## Task objective
Copy out the listing that follows exactly, dropping every picture.

■ ■ ■

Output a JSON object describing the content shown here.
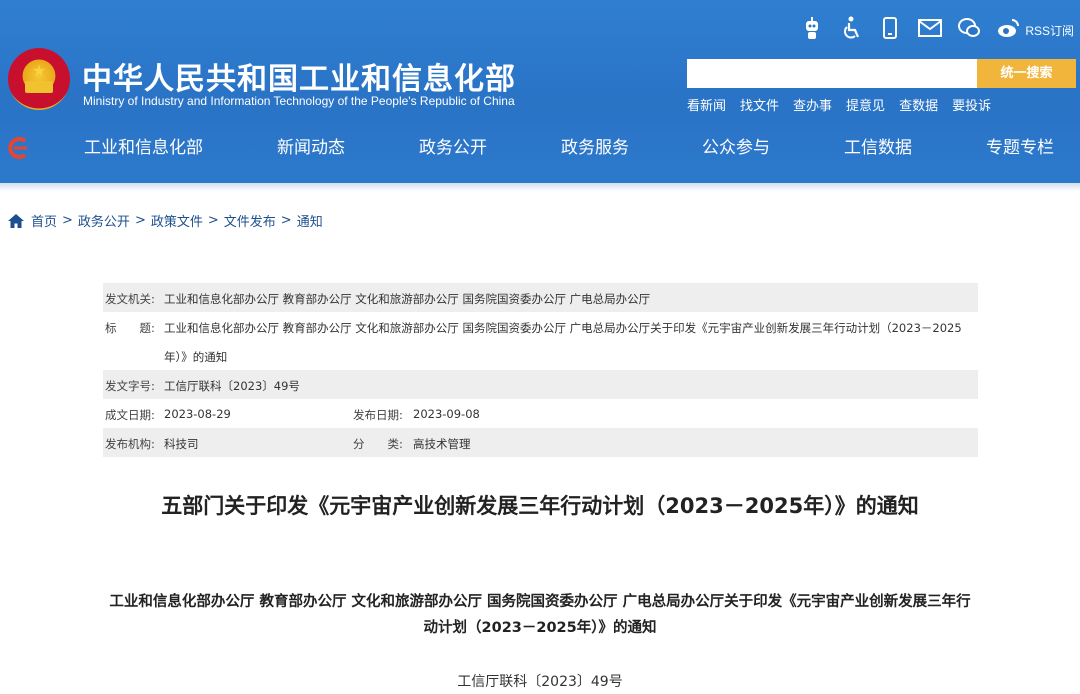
{
  "header": {
    "title_cn": "中华人民共和国工业和信息化部",
    "title_en": "Ministry of Industry and Information Technology of the People's Republic of China",
    "icons": [
      "robot-icon",
      "accessibility-icon",
      "mobile-icon",
      "mail-icon",
      "wechat-icon",
      "weibo-icon"
    ],
    "rss_label": "RSS订阅",
    "search": {
      "placeholder": "",
      "button_label": "统一搜索"
    },
    "quick_links": [
      "看新闻",
      "找文件",
      "查办事",
      "提意见",
      "查数据",
      "要投诉"
    ],
    "colors": {
      "primary": "#2a73c6",
      "search_button": "#f2b53b"
    }
  },
  "nav": {
    "items": [
      "工业和信息化部",
      "新闻动态",
      "政务公开",
      "政务服务",
      "公众参与",
      "工信数据",
      "专题专栏"
    ]
  },
  "breadcrumb": {
    "items": [
      "首页",
      "政务公开",
      "政策文件",
      "文件发布",
      "通知"
    ],
    "separator": ">"
  },
  "meta": {
    "issuer_label": "发文机关:",
    "issuer": "工业和信息化部办公厅 教育部办公厅 文化和旅游部办公厅 国务院国资委办公厅 广电总局办公厅",
    "title_label": "标　　题:",
    "title_line1": "工业和信息化部办公厅 教育部办公厅 文化和旅游部办公厅 国务院国资委办公厅 广电总局办公厅关于印发《元宇宙产业创新发展三年行动计划（2023－2025",
    "title_line2": "年）》的通知",
    "doc_no_label": "发文字号:",
    "doc_no": "工信厅联科〔2023〕49号",
    "written_label": "成文日期:",
    "written_date": "2023-08-29",
    "published_label": "发布日期:",
    "published_date": "2023-09-08",
    "org_label": "发布机构:",
    "org": "科技司",
    "category_label": "分　　类:",
    "category": "高技术管理"
  },
  "document": {
    "title": "五部门关于印发《元宇宙产业创新发展三年行动计划（2023－2025年）》的通知",
    "subtitle": "工业和信息化部办公厅 教育部办公厅 文化和旅游部办公厅 国务院国资委办公厅 广电总局办公厅关于印发《元宇宙产业创新发展三年行动计划（2023－2025年）》的通知",
    "number": "工信厅联科〔2023〕49号"
  }
}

■ ■ ■

## Solution for this exercise
Output a JSON object describing the content shown here.
{
  "header": {
    "title_cn": "中华人民共和国工业和信息化部",
    "title_en": "Ministry of Industry and Information Technology of the People's Republic of China",
    "icons": [
      "robot-icon",
      "accessibility-icon",
      "mobile-icon",
      "mail-icon",
      "wechat-icon",
      "weibo-icon"
    ],
    "rss_label": "RSS订阅",
    "search": {
      "placeholder": "",
      "button_label": "统一搜索"
    },
    "quick_links": [
      "看新闻",
      "找文件",
      "查办事",
      "提意见",
      "查数据",
      "要投诉"
    ],
    "colors": {
      "primary": "#2a73c6",
      "search_button": "#f2b53b"
    }
  },
  "nav": {
    "items": [
      "工业和信息化部",
      "新闻动态",
      "政务公开",
      "政务服务",
      "公众参与",
      "工信数据",
      "专题专栏"
    ]
  },
  "breadcrumb": {
    "items": [
      "首页",
      "政务公开",
      "政策文件",
      "文件发布",
      "通知"
    ],
    "separator": ">"
  },
  "meta": {
    "issuer_label": "发文机关:",
    "issuer": "工业和信息化部办公厅 教育部办公厅 文化和旅游部办公厅 国务院国资委办公厅 广电总局办公厅",
    "title_label": "标　　题:",
    "title_line1": "工业和信息化部办公厅 教育部办公厅 文化和旅游部办公厅 国务院国资委办公厅 广电总局办公厅关于印发《元宇宙产业创新发展三年行动计划（2023－2025",
    "title_line2": "年）》的通知",
    "doc_no_label": "发文字号:",
    "doc_no": "工信厅联科〔2023〕49号",
    "written_label": "成文日期:",
    "written_date": "2023-08-29",
    "published_label": "发布日期:",
    "published_date": "2023-09-08",
    "org_label": "发布机构:",
    "org": "科技司",
    "category_label": "分　　类:",
    "category": "高技术管理"
  },
  "document": {
    "title": "五部门关于印发《元宇宙产业创新发展三年行动计划（2023－2025年）》的通知",
    "subtitle": "工业和信息化部办公厅 教育部办公厅 文化和旅游部办公厅 国务院国资委办公厅 广电总局办公厅关于印发《元宇宙产业创新发展三年行动计划（2023－2025年）》的通知",
    "number": "工信厅联科〔2023〕49号"
  }
}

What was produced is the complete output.